> _MATERIAL PROVIDED_
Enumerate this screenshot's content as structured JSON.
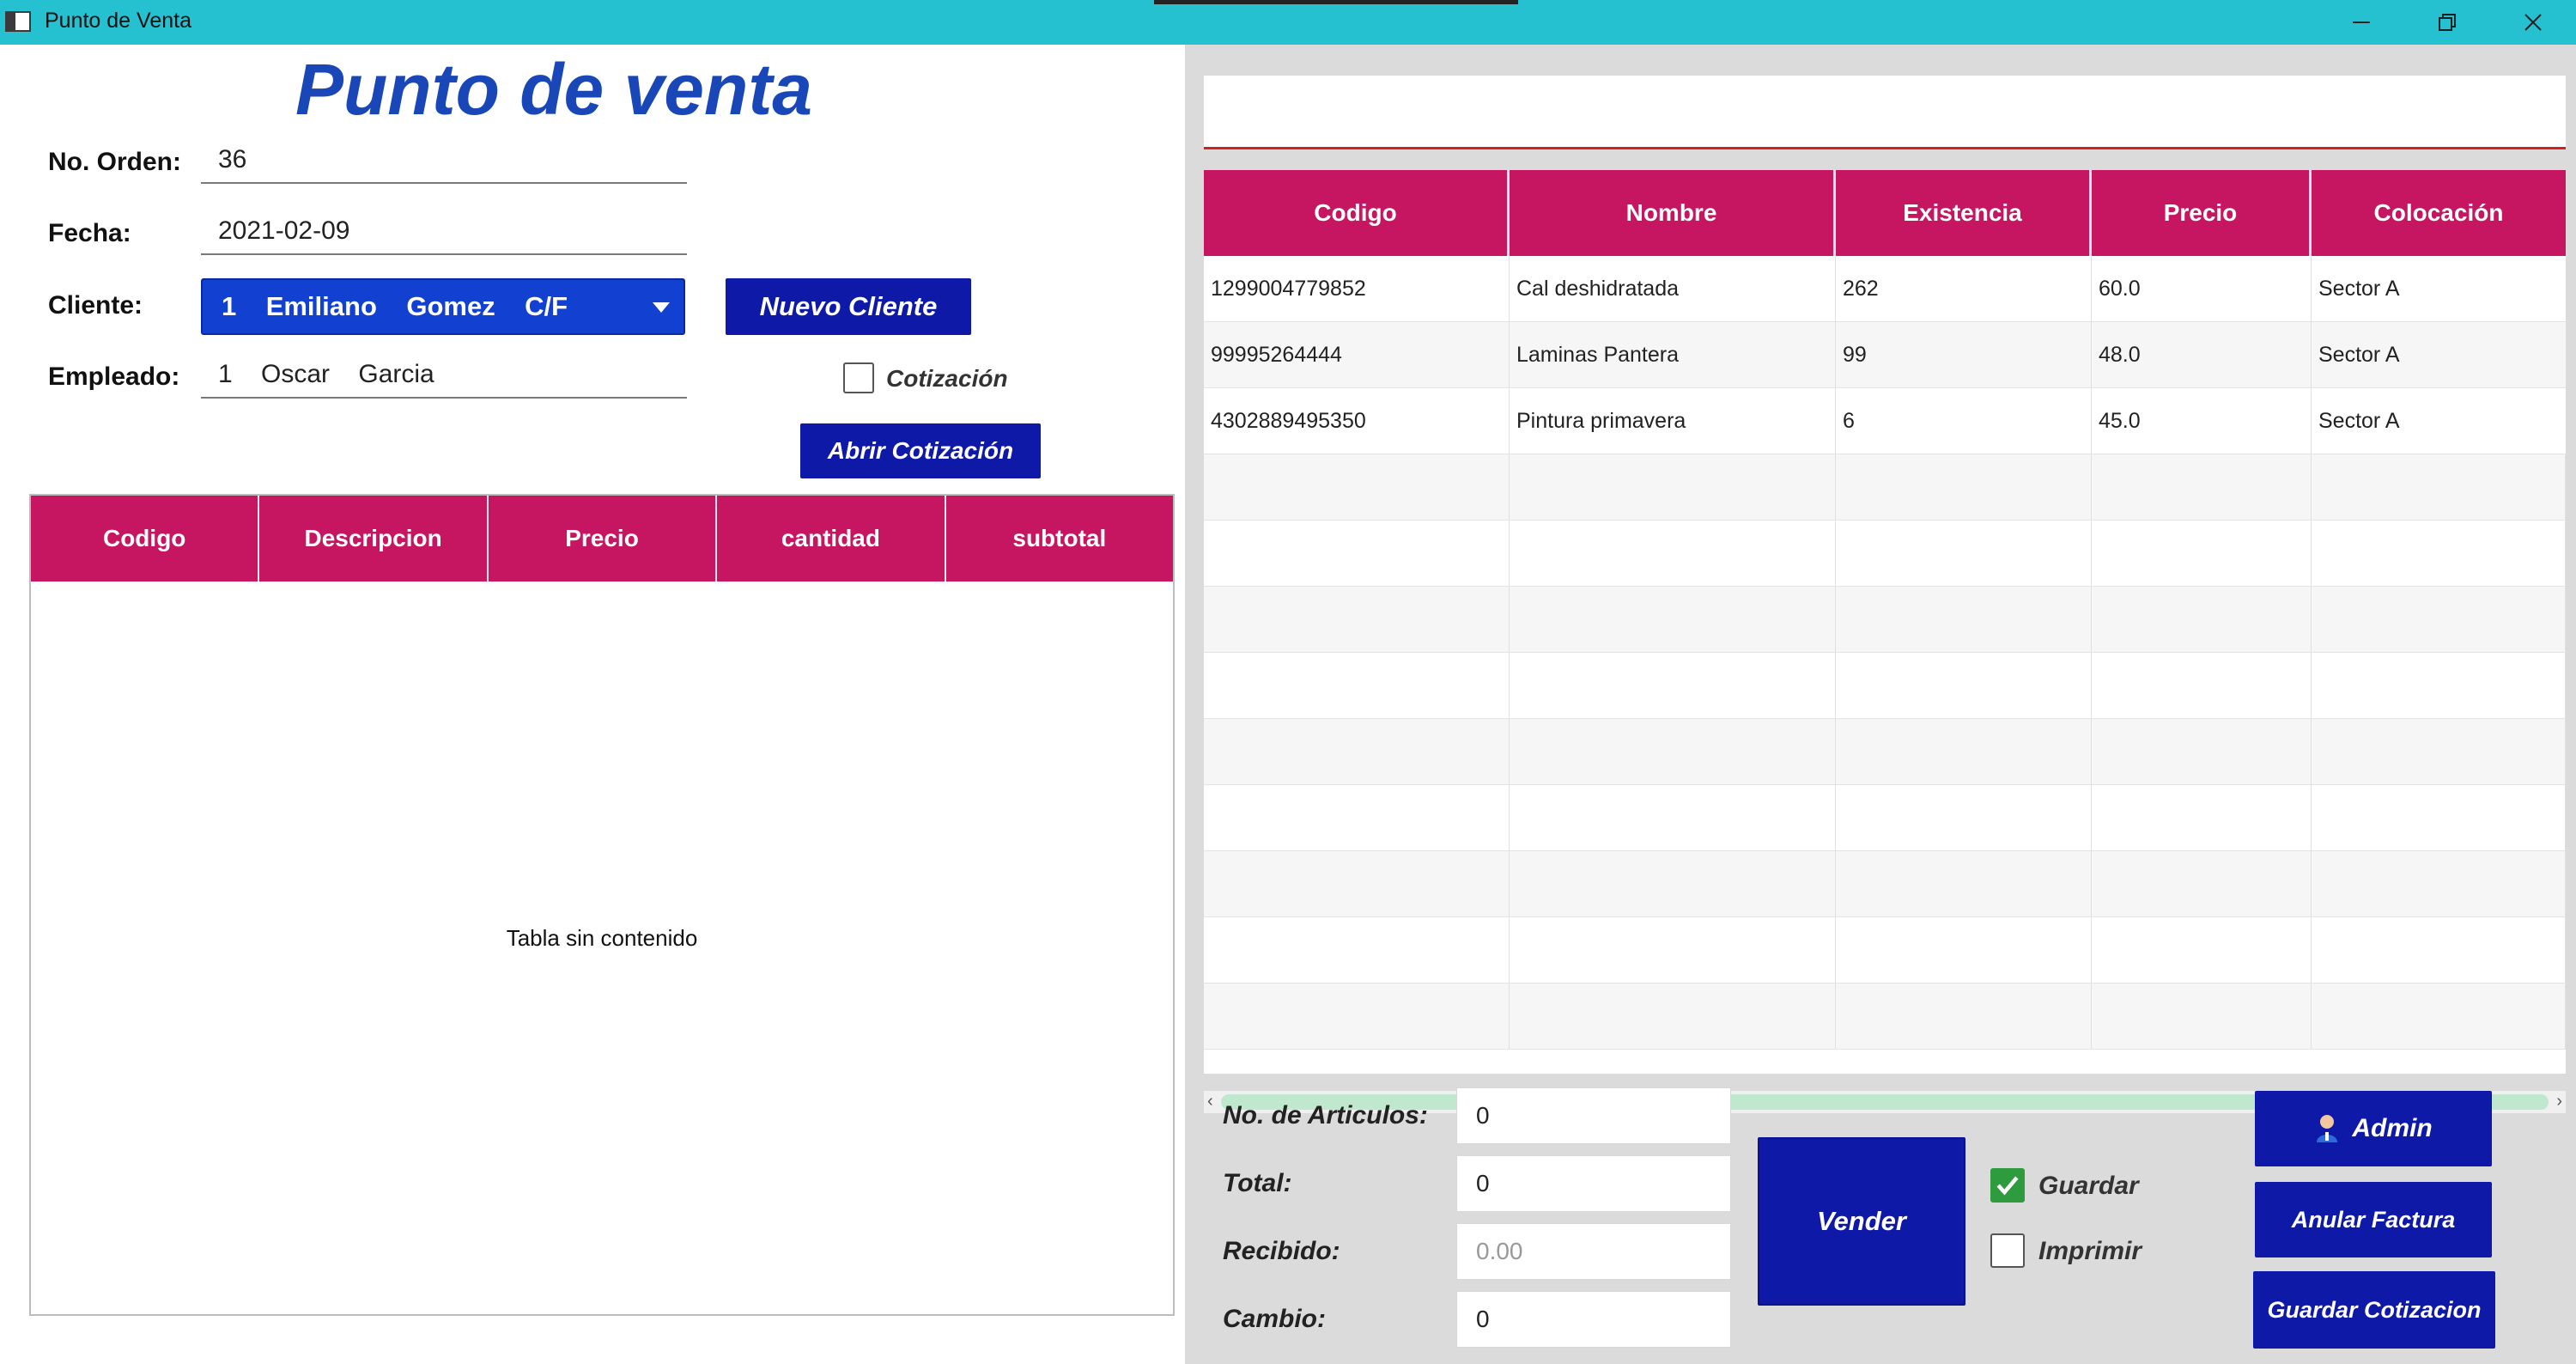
{
  "window": {
    "title": "Punto de Venta"
  },
  "left": {
    "title": "Punto de venta",
    "orden": {
      "label": "No. Orden:",
      "value": "36"
    },
    "fecha": {
      "label": "Fecha:",
      "value": "2021-02-09"
    },
    "cliente": {
      "label": "Cliente:",
      "value": "1    Emiliano    Gomez    C/F"
    },
    "empleado": {
      "label": "Empleado:",
      "value": "1    Oscar    Garcia"
    },
    "nuevo_cliente": "Nuevo Cliente",
    "cotizacion_check": {
      "label": "Cotización",
      "checked": false
    },
    "abrir_cotizacion": "Abrir Cotización",
    "table": {
      "headers": [
        "Codigo",
        "Descripcion",
        "Precio",
        "cantidad",
        "subtotal"
      ],
      "empty_text": "Tabla sin contenido"
    }
  },
  "right": {
    "search_value": "",
    "table": {
      "headers": [
        "Codigo",
        "Nombre",
        "Existencia",
        "Precio",
        "Colocación"
      ],
      "rows": [
        [
          "1299004779852",
          "Cal deshidratada",
          "262",
          "60.0",
          "Sector A"
        ],
        [
          "99995264444",
          "Laminas Pantera",
          "99",
          "48.0",
          "Sector A"
        ],
        [
          "4302889495350",
          "Pintura primavera",
          "6",
          "45.0",
          "Sector A"
        ]
      ]
    },
    "summary": {
      "articulos": {
        "label": "No. de Articulos:",
        "value": "0"
      },
      "total": {
        "label": "Total:",
        "value": "0"
      },
      "recibido": {
        "label": "Recibido:",
        "placeholder": "0.00"
      },
      "cambio": {
        "label": "Cambio:",
        "value": "0"
      }
    },
    "vender": "Vender",
    "guardar": {
      "label": "Guardar",
      "checked": true
    },
    "imprimir": {
      "label": "Imprimir",
      "checked": false
    },
    "admin": "Admin",
    "anular_factura": "Anular Factura",
    "guardar_cotizacion": "Guardar Cotizacion"
  },
  "colors": {
    "titlebar": "#26c1d1",
    "header": "#c61561",
    "navy": "#0f19a8",
    "title": "#1a47b8"
  }
}
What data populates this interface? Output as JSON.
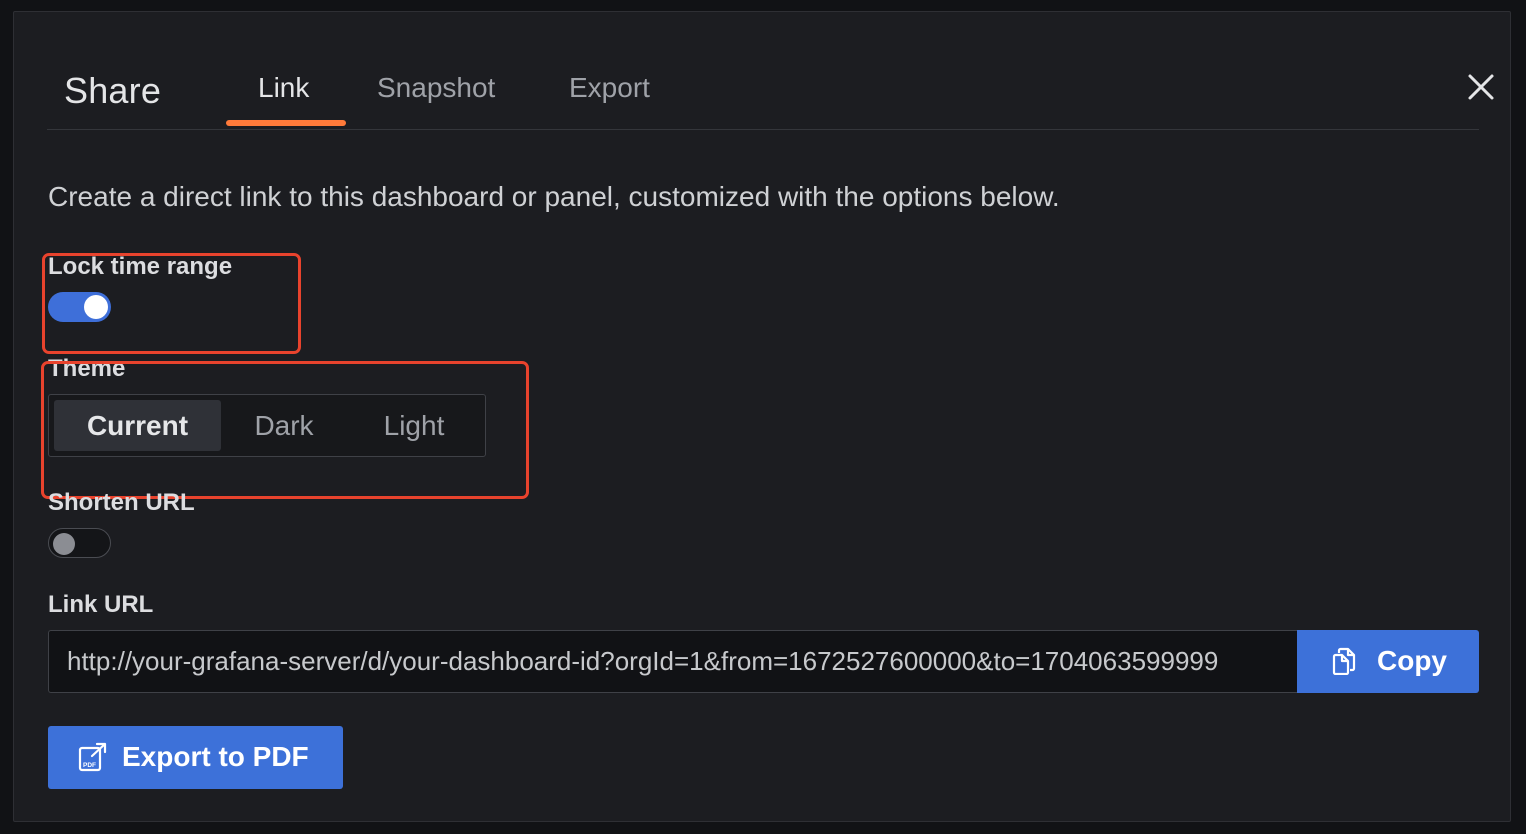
{
  "modal": {
    "title": "Share",
    "tabs": [
      {
        "label": "Link",
        "active": true
      },
      {
        "label": "Snapshot",
        "active": false
      },
      {
        "label": "Export",
        "active": false
      }
    ],
    "close_icon": "close-icon"
  },
  "link_tab": {
    "description": "Create a direct link to this dashboard or panel, customized with the options below.",
    "lock_time_range": {
      "label": "Lock time range",
      "enabled": true
    },
    "theme": {
      "label": "Theme",
      "options": [
        "Current",
        "Dark",
        "Light"
      ],
      "selected": "Current"
    },
    "shorten_url": {
      "label": "Shorten URL",
      "enabled": false
    },
    "link_url": {
      "label": "Link URL",
      "value": "http://your-grafana-server/d/your-dashboard-id?orgId=1&from=1672527600000&to=1704063599999"
    },
    "copy_button": {
      "label": "Copy",
      "icon": "copy-icon"
    },
    "export_pdf_button": {
      "label": "Export to PDF",
      "icon": "pdf-export-icon"
    }
  },
  "colors": {
    "accent": "#3d71d9",
    "tab_underline": "#ff7a3a",
    "highlight_box": "#e8432d",
    "background": "#1c1d21"
  }
}
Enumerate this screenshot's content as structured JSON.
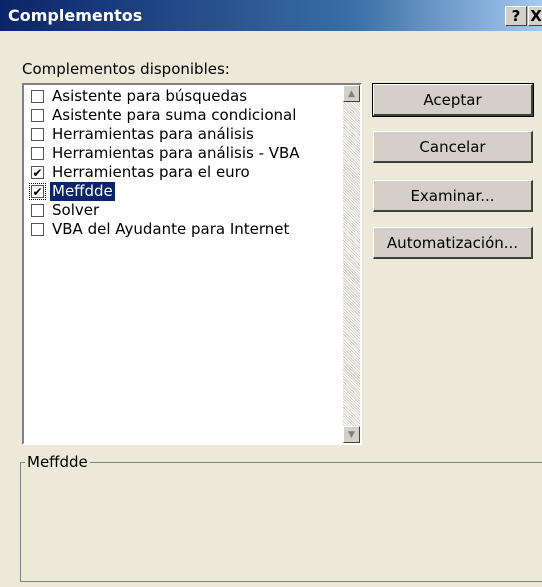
{
  "window": {
    "title": "Complementos",
    "help_label": "?",
    "close_label": "X"
  },
  "available_label": "Complementos disponibles:",
  "addins": [
    {
      "label": "Asistente para búsquedas",
      "checked": false,
      "selected": false
    },
    {
      "label": "Asistente para suma condicional",
      "checked": false,
      "selected": false
    },
    {
      "label": "Herramientas para análisis",
      "checked": false,
      "selected": false
    },
    {
      "label": "Herramientas para análisis - VBA",
      "checked": false,
      "selected": false
    },
    {
      "label": "Herramientas para el euro",
      "checked": true,
      "selected": false
    },
    {
      "label": "Meffdde",
      "checked": true,
      "selected": true
    },
    {
      "label": "Solver",
      "checked": false,
      "selected": false
    },
    {
      "label": "VBA del Ayudante para Internet",
      "checked": false,
      "selected": false
    }
  ],
  "buttons": {
    "accept": "Aceptar",
    "cancel": "Cancelar",
    "browse": "Examinar...",
    "automation": "Automatización..."
  },
  "description": {
    "title": "Meffdde",
    "text": ""
  },
  "colors": {
    "titlebar": "#0a246a",
    "selection": "#0a246a",
    "face": "#ece9d8"
  }
}
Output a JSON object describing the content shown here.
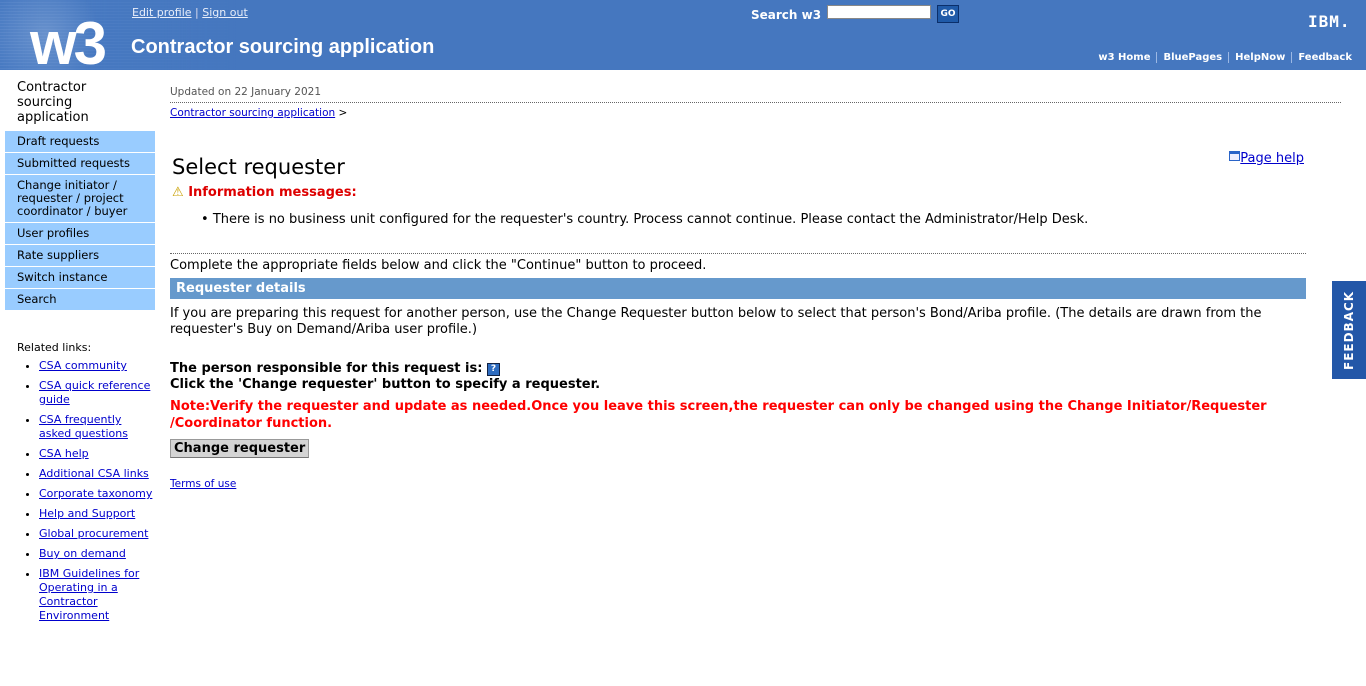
{
  "header": {
    "logo": "w3",
    "edit_profile": "Edit profile",
    "separator": "|",
    "sign_out": "Sign out",
    "app_title": "Contractor sourcing application",
    "search_label": "Search w3",
    "search_value": "",
    "go": "GO",
    "brand": "IBM.",
    "nav": [
      "w3 Home",
      "BluePages",
      "HelpNow",
      "Feedback"
    ]
  },
  "sidebar": {
    "title": "Contractor sourcing application",
    "items": [
      "Draft requests",
      "Submitted requests",
      "Change initiator / requester / project coordinator / buyer",
      "User profiles",
      "Rate suppliers",
      "Switch instance",
      "Search"
    ],
    "related_title": "Related links:",
    "related": [
      "CSA community",
      "CSA quick reference guide",
      "CSA frequently asked questions",
      "CSA help",
      "Additional CSA links",
      "Corporate taxonomy",
      "Help and Support",
      "Global procurement",
      "Buy on demand",
      "IBM Guidelines for Operating in a Contractor Environment"
    ]
  },
  "main": {
    "updated": "Updated on 22 January 2021",
    "breadcrumb": "Contractor sourcing application",
    "breadcrumb_sep": ">",
    "title": "Select requester",
    "page_help": "Page help",
    "info_header": "Information messages:",
    "message": "There is no business unit configured for the requester's country. Process cannot continue. Please contact the Administrator/Help Desk.",
    "instructions": "Complete the appropriate fields below and click the \"Continue\" button to proceed.",
    "section": "Requester details",
    "description": "If you are preparing this request for another person, use the Change Requester button below to select that person's Bond/Ariba profile. (The details are drawn from the requester's Buy on Demand/Ariba user profile.)",
    "responsible": "The person responsible for this request is:",
    "help_icon": "?",
    "click_change": "Click the 'Change requester' button to specify a requester.",
    "note": "Note:Verify the requester and update as needed.Once you leave this screen,the requester can only be changed using the Change Initiator/Requester /Coordinator function.",
    "change_button": "Change requester",
    "terms": "Terms of use"
  },
  "feedback_tab": "FEEDBACK"
}
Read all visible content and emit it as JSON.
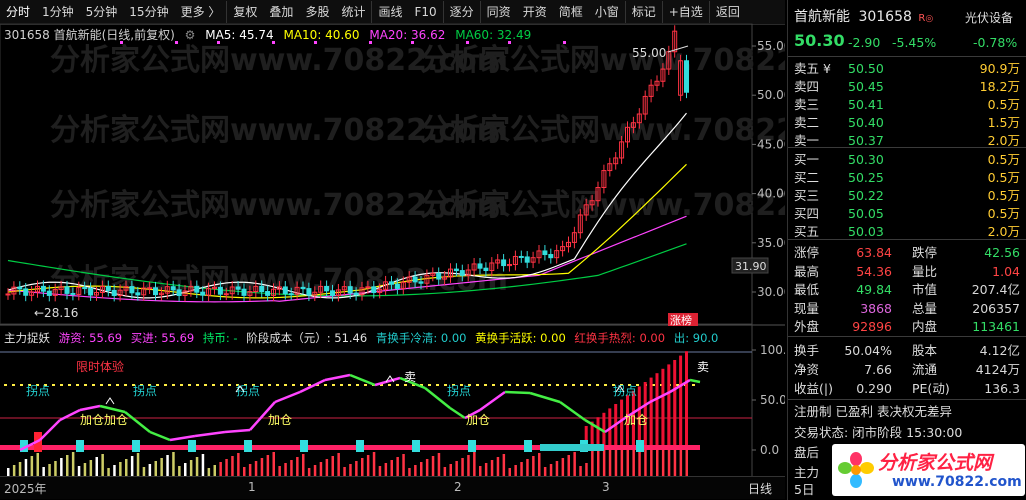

> _DO THIS_
Filter the records down to the lines that contain the string "Asistente", and copy those lines.

> _RIGHT ANSWER_
      "label": "Asistente para búsquedas",
      "label": "Asistente para suma condicional",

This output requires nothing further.